WHAT YOU WILL DO |
Select all lines holding the word "header" from the entries that follow.

GIVEN DATA |
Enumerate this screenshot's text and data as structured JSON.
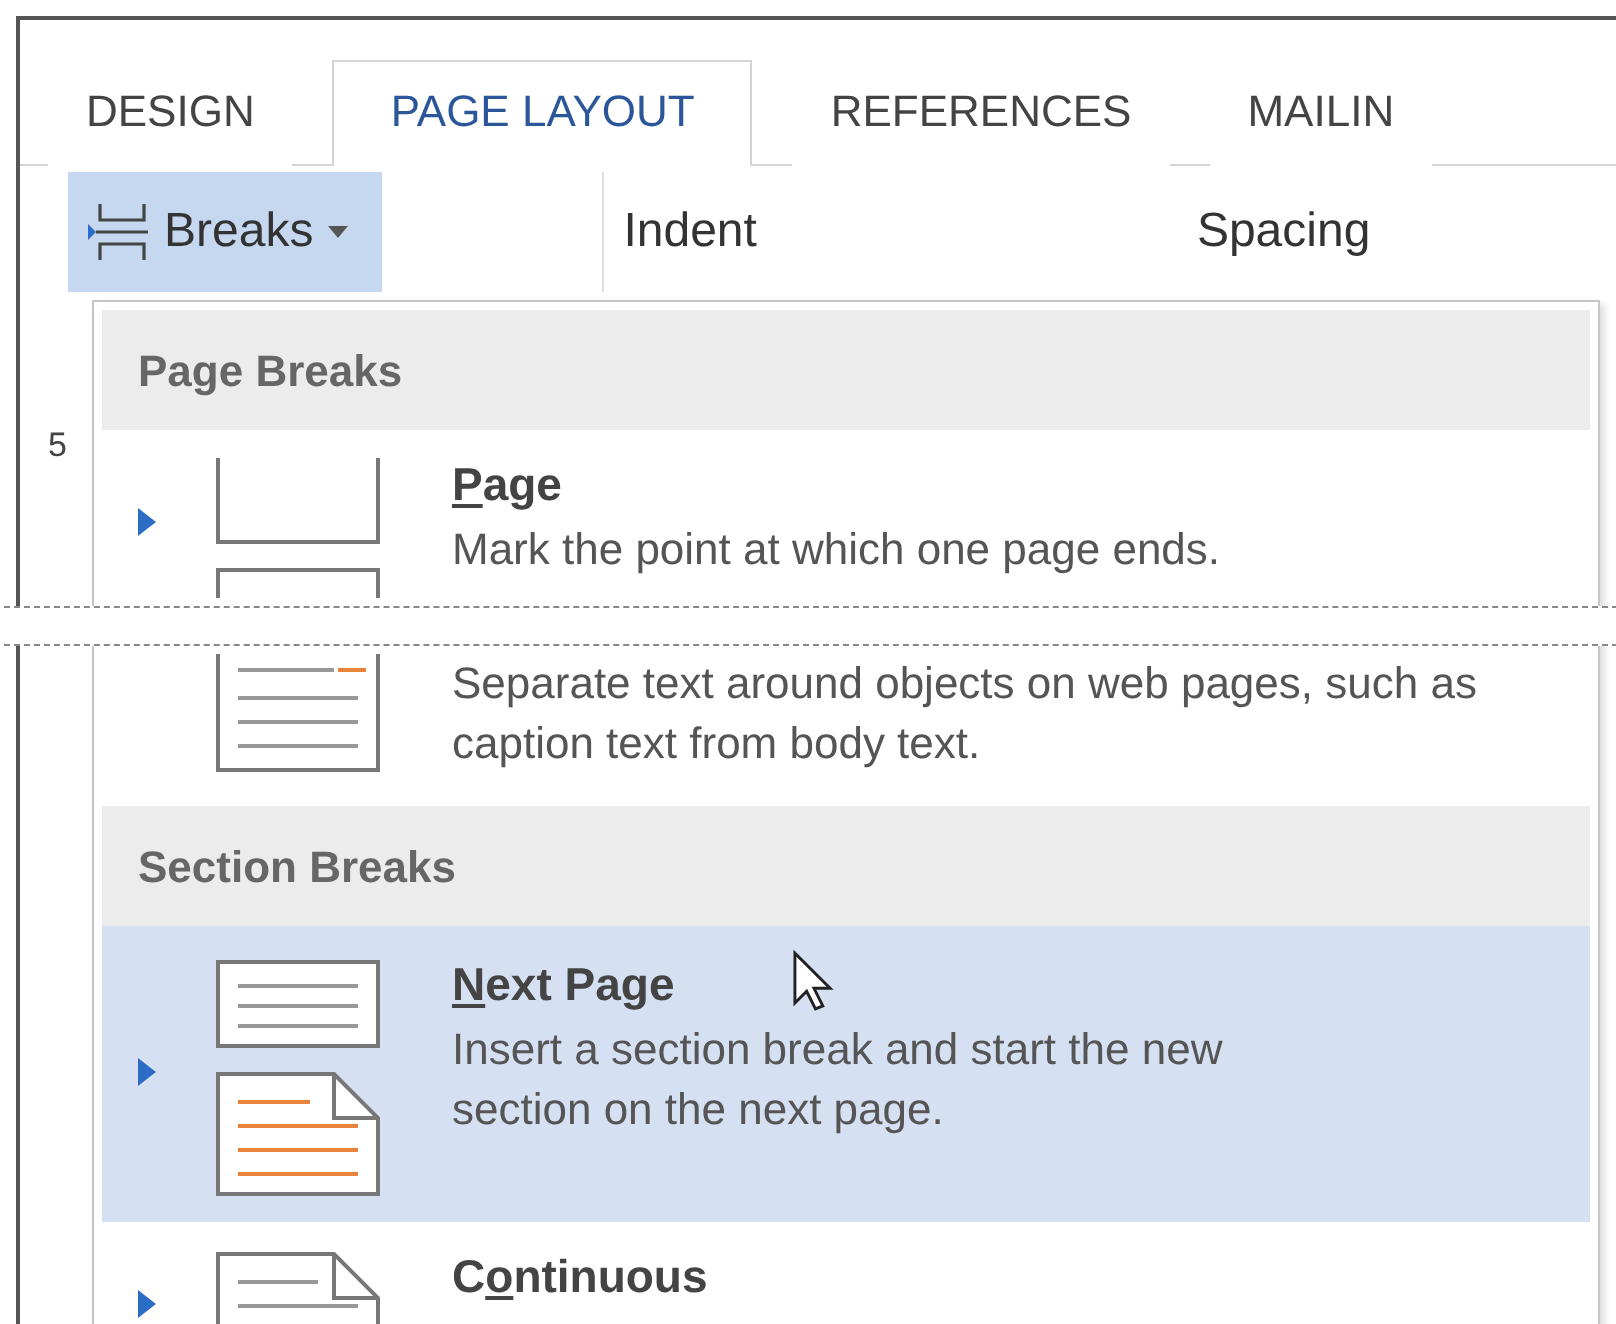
{
  "tabs": [
    {
      "label": "DESIGN",
      "selected": false
    },
    {
      "label": "PAGE LAYOUT",
      "selected": true
    },
    {
      "label": "REFERENCES",
      "selected": false
    },
    {
      "label": "MAILIN",
      "selected": false
    }
  ],
  "ribbon": {
    "breaks_button": {
      "label": "Breaks",
      "pressed": true
    },
    "groups": [
      "Indent",
      "Spacing"
    ],
    "side_text": "5"
  },
  "menu": {
    "sections": [
      {
        "header": "Page Breaks",
        "items": [
          {
            "kind": "page",
            "title_key": "P",
            "title_post": "age",
            "description": "Mark the point at which one page ends.",
            "selected": false
          },
          {
            "kind": "tear"
          },
          {
            "kind": "wrapping",
            "description": "Separate text around objects on web pages, such as caption text from body text.",
            "selected": false
          }
        ]
      },
      {
        "header": "Section Breaks",
        "items": [
          {
            "kind": "next-page",
            "title_key": "N",
            "title_post": "ext Page",
            "description": "Insert a section break and start the new section on the next page.",
            "selected": true,
            "pointer": true
          },
          {
            "kind": "continuous",
            "title_pre": "C",
            "title_key": "o",
            "title_post": "ntinuous",
            "selected": false
          }
        ]
      }
    ]
  }
}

SOLUTION FOR THIS PROBLEM |
        "header": "Page Breaks",
        "header": "Section Breaks",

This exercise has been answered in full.